* INSTRUCTIONS FOR THE TASK: Copy the records word for word, from the first line through the line containing "logo-ontrac: OnTrac. — [768, 430, 836, 451]", including that line.

****************************************

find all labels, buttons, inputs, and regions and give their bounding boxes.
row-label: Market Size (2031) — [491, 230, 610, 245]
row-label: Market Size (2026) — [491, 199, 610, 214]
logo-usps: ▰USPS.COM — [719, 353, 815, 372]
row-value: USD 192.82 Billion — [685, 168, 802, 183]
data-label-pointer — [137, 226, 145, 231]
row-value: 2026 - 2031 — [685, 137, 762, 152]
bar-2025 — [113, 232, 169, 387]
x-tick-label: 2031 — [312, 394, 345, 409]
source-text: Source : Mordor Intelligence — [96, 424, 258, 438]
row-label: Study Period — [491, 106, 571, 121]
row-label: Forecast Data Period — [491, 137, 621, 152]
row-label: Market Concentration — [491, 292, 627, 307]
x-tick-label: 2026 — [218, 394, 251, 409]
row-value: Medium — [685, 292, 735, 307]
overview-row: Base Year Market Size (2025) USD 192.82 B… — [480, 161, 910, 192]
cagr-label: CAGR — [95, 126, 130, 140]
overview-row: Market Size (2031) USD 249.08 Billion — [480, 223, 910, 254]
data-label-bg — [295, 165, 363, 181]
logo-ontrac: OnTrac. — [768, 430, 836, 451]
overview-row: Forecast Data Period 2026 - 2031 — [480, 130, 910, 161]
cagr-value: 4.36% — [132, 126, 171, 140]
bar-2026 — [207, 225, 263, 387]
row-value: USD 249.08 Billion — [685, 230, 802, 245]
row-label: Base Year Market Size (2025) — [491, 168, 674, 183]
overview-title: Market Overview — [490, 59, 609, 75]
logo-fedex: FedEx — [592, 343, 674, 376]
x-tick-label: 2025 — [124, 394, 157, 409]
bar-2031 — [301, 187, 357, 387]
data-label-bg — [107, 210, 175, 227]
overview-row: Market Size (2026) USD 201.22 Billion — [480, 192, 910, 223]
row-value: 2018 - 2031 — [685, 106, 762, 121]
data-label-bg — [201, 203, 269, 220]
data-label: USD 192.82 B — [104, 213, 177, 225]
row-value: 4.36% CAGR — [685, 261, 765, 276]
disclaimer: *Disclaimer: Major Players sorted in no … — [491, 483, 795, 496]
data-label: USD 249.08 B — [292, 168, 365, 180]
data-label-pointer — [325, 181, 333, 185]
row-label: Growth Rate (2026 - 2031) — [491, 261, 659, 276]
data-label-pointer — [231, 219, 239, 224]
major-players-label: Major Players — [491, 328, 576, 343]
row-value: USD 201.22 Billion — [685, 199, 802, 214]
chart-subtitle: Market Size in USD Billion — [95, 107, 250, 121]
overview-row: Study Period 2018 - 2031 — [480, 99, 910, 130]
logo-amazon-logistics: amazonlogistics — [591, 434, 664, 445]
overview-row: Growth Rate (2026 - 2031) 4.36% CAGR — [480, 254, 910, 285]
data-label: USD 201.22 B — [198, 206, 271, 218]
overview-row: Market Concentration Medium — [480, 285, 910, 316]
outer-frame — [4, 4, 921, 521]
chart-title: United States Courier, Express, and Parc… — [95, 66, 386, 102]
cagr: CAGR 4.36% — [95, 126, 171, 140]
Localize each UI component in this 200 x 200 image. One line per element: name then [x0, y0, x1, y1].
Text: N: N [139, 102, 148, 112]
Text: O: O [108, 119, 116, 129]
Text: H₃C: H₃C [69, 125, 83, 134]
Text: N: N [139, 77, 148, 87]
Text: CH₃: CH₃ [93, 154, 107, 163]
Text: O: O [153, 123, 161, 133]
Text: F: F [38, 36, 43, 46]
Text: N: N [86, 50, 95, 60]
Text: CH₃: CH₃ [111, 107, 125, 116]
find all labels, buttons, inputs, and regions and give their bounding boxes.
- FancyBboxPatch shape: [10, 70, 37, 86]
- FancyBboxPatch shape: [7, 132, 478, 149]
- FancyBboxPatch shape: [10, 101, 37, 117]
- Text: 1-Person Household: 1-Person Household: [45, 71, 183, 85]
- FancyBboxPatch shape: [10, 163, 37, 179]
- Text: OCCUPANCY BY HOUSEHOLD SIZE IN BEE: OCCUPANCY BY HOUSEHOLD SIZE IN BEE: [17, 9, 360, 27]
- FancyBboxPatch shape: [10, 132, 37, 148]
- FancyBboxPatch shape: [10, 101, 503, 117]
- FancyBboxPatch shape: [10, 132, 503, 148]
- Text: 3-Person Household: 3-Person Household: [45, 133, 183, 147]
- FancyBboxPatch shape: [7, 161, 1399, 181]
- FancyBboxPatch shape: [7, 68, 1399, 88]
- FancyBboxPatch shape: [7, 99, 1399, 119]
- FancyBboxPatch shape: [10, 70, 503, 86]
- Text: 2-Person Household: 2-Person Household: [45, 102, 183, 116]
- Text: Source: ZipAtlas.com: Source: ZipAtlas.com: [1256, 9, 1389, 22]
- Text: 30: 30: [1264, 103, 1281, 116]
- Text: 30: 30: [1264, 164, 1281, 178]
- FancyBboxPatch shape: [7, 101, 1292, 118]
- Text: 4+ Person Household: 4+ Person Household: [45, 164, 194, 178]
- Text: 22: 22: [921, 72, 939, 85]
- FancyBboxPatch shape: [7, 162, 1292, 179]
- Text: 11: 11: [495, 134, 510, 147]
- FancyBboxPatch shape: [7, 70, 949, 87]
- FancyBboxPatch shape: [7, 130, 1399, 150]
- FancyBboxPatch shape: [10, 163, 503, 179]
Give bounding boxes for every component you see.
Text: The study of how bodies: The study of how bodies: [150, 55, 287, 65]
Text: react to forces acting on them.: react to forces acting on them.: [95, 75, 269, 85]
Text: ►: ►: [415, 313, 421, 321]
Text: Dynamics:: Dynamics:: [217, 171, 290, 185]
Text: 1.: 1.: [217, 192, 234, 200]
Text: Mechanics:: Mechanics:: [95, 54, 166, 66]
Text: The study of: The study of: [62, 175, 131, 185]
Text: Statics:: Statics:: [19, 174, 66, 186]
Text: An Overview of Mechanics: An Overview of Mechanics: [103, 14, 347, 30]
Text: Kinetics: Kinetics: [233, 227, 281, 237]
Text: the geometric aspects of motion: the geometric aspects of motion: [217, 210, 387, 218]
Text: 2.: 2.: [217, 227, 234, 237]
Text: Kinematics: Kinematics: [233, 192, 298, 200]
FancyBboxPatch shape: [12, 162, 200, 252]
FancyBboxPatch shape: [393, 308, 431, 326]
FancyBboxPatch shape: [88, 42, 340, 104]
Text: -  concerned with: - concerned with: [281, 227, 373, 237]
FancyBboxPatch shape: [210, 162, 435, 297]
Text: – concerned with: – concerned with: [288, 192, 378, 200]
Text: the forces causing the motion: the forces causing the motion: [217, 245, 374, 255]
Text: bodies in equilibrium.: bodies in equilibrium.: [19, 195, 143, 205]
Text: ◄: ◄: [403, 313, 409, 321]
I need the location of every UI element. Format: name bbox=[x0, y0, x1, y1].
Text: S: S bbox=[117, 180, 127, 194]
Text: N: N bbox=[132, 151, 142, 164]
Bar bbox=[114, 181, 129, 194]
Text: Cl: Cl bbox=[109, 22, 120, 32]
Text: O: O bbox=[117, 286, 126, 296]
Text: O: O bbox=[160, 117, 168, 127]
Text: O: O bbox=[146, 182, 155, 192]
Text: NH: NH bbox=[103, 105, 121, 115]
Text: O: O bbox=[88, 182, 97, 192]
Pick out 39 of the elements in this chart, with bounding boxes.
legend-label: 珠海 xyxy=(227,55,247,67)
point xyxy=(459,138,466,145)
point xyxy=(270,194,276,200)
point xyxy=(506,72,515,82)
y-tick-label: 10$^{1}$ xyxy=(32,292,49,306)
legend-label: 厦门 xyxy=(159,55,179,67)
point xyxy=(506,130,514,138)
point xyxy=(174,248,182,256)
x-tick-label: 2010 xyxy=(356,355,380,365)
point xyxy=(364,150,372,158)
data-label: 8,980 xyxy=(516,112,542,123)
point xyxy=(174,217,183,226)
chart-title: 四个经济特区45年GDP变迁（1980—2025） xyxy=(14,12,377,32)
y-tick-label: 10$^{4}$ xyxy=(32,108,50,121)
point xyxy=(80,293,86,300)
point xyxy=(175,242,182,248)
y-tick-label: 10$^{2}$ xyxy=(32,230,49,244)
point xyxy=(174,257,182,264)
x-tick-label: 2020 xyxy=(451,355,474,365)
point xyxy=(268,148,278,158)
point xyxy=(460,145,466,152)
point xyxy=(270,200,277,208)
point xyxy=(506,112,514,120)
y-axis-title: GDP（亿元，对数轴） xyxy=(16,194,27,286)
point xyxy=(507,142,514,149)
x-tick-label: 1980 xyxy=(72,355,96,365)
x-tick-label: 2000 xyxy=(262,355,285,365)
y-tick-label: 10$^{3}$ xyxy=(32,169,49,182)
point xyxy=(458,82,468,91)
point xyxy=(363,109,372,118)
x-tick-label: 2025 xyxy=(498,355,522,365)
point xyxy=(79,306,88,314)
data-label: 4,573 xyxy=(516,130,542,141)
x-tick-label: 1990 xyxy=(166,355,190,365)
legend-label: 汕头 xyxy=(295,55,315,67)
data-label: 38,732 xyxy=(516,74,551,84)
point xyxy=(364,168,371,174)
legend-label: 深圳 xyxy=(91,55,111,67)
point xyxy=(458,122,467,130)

****************************************

* TASK SOLUTION:
find all labels, buttons, inputs, and regions and give their bounding boxes.
row-label: Market Size (2031) — [491, 230, 610, 245]
row-label: Market Size (2026) — [491, 199, 610, 214]
logo-usps: ▰USPS.COM — [719, 353, 815, 372]
row-value: USD 192.82 Billion — [685, 168, 802, 183]
data-label-pointer — [137, 226, 145, 231]
row-value: 2026 - 2031 — [685, 137, 762, 152]
bar-2025 — [113, 232, 169, 387]
x-tick-label: 2031 — [312, 394, 345, 409]
source-text: Source : Mordor Intelligence — [96, 424, 258, 438]
row-label: Study Period — [491, 106, 571, 121]
row-label: Forecast Data Period — [491, 137, 621, 152]
row-label: Market Concentration — [491, 292, 627, 307]
x-tick-label: 2026 — [218, 394, 251, 409]
row-value: Medium — [685, 292, 735, 307]
overview-row: Base Year Market Size (2025) USD 192.82 B… — [480, 161, 910, 192]
cagr-label: CAGR — [95, 126, 130, 140]
overview-row: Market Size (2031) USD 249.08 Billion — [480, 223, 910, 254]
data-label-bg — [295, 165, 363, 181]
logo-ontrac: OnTrac. — [768, 430, 836, 451]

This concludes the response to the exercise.